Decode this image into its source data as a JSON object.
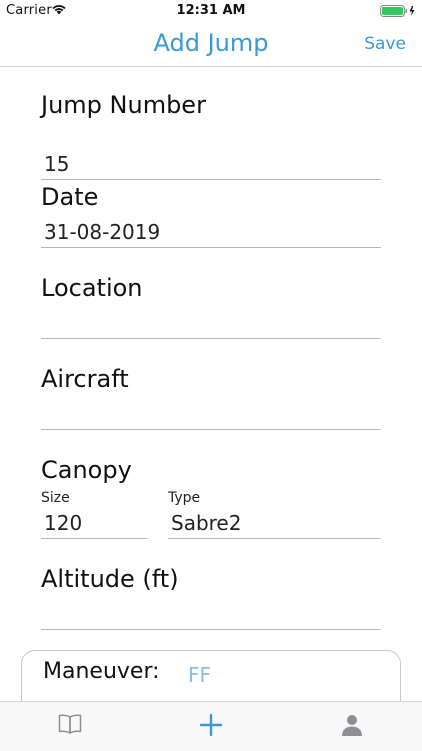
{
  "status_bar": {
    "carrier": "Carrier",
    "time": "12:31 AM"
  },
  "nav": {
    "title": "Add Jump",
    "save_label": "Save",
    "accent_color": "#3b99d4"
  },
  "form": {
    "jump_number": {
      "label": "Jump Number",
      "value": "15"
    },
    "date": {
      "label": "Date",
      "value": "31-08-2019"
    },
    "location": {
      "label": "Location",
      "value": ""
    },
    "aircraft": {
      "label": "Aircraft",
      "value": ""
    },
    "canopy": {
      "label": "Canopy",
      "size_label": "Size",
      "size_value": "120",
      "type_label": "Type",
      "type_value": "Sabre2"
    },
    "altitude": {
      "label": "Altitude (ft)",
      "value": ""
    }
  },
  "maneuver": {
    "label": "Maneuver:",
    "value": "FF"
  },
  "tab_bar": {
    "tabs": [
      {
        "icon": "book-icon",
        "active": false
      },
      {
        "icon": "plus-icon",
        "active": true
      },
      {
        "icon": "person-icon",
        "active": false
      }
    ]
  }
}
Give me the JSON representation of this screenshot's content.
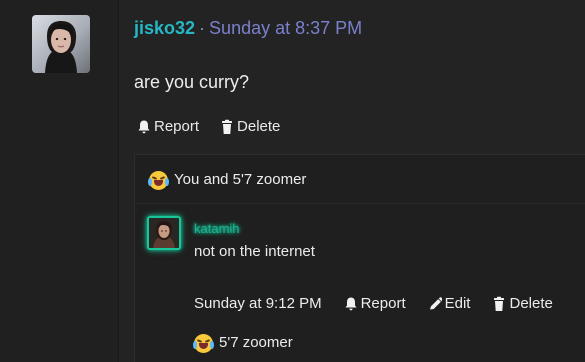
{
  "post": {
    "username": "jisko32",
    "separator": "·",
    "timestamp": "Sunday at 8:37 PM",
    "message": "are you curry?",
    "actions": {
      "report": "Report",
      "delete": "Delete"
    },
    "avatar_icon": "profile-photo",
    "username_color": "#25b8c4",
    "timestamp_color": "#7b80cc"
  },
  "reply_section": {
    "likes_text": "You and 5'7 zoomer",
    "likes_emoji": "laughing-crying-emoji"
  },
  "comment": {
    "username": "katamih",
    "text": "not on the internet",
    "timestamp": "Sunday at 9:12 PM",
    "actions": {
      "report": "Report",
      "edit": "Edit",
      "delete": "Delete"
    },
    "likes_text": "5'7 zoomer",
    "likes_emoji": "laughing-crying-emoji",
    "avatar_icon": "profile-photo",
    "glow_color": "#17c79b"
  }
}
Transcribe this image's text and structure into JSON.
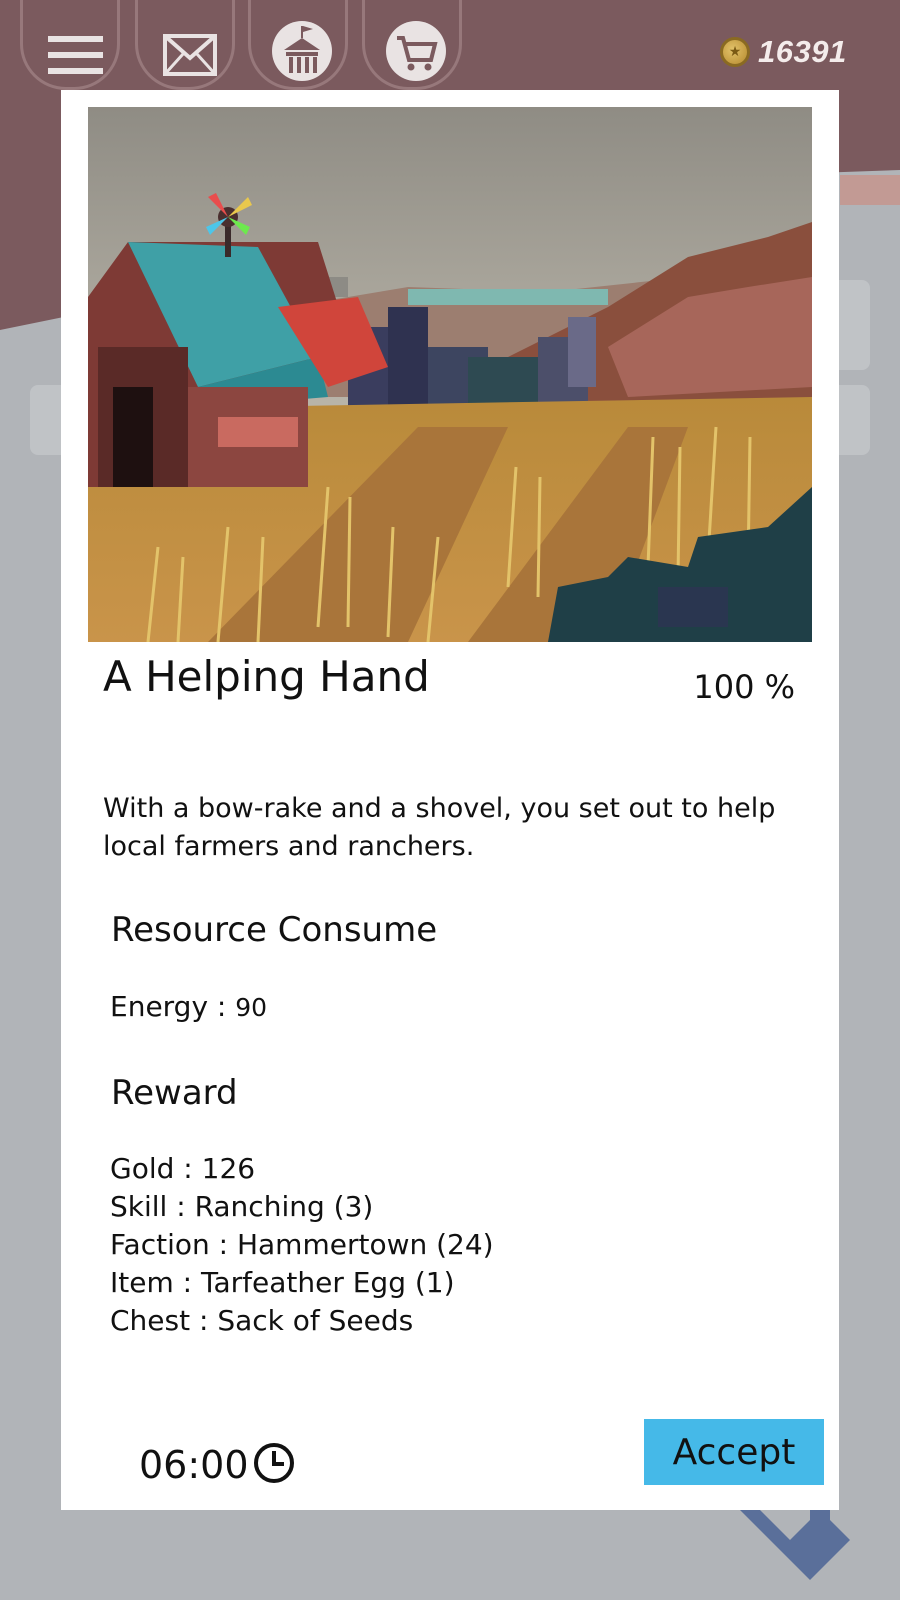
{
  "header": {
    "menu_icon": "hamburger-menu-icon",
    "mail_icon": "envelope-icon",
    "townhall_icon": "town-hall-icon",
    "shop_icon": "shopping-cart-icon",
    "coin_icon": "gold-coin-icon",
    "gold_amount": "16391"
  },
  "quest": {
    "title": "A Helping Hand",
    "success_chance": "100 %",
    "description": "With a bow-rake and a shovel, you set out to help local farmers and ranchers.",
    "consume": {
      "heading": "Resource Consume",
      "items": [
        {
          "label": "Energy : ",
          "value": "90"
        }
      ]
    },
    "reward": {
      "heading": "Reward",
      "items": [
        {
          "label": "Gold : ",
          "value": "126"
        },
        {
          "label": "Skill : ",
          "value": "Ranching (3)"
        },
        {
          "label": "Faction : ",
          "value": "Hammertown (24)"
        },
        {
          "label": "Item : ",
          "value": "Tarfeather Egg (1)"
        },
        {
          "label": "Chest : ",
          "value": "Sack of Seeds"
        }
      ]
    },
    "duration": "06:00",
    "clock_icon": "clock-icon",
    "accept_label": "Accept"
  },
  "colors": {
    "header_bg": "#7b5a5e",
    "page_bg": "#b1b4b8",
    "accept_button": "#45b9e8",
    "arrow": "#5a6f9a"
  }
}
------------------------------
● Your goal
Using the records above, pull out each line where the word "this" occurs.

● Problem solution
Decode this image into its source data as a JSON object.
Give me the JSON representation of this screenshot's content.
Transcribe this image's text and structure into JSON.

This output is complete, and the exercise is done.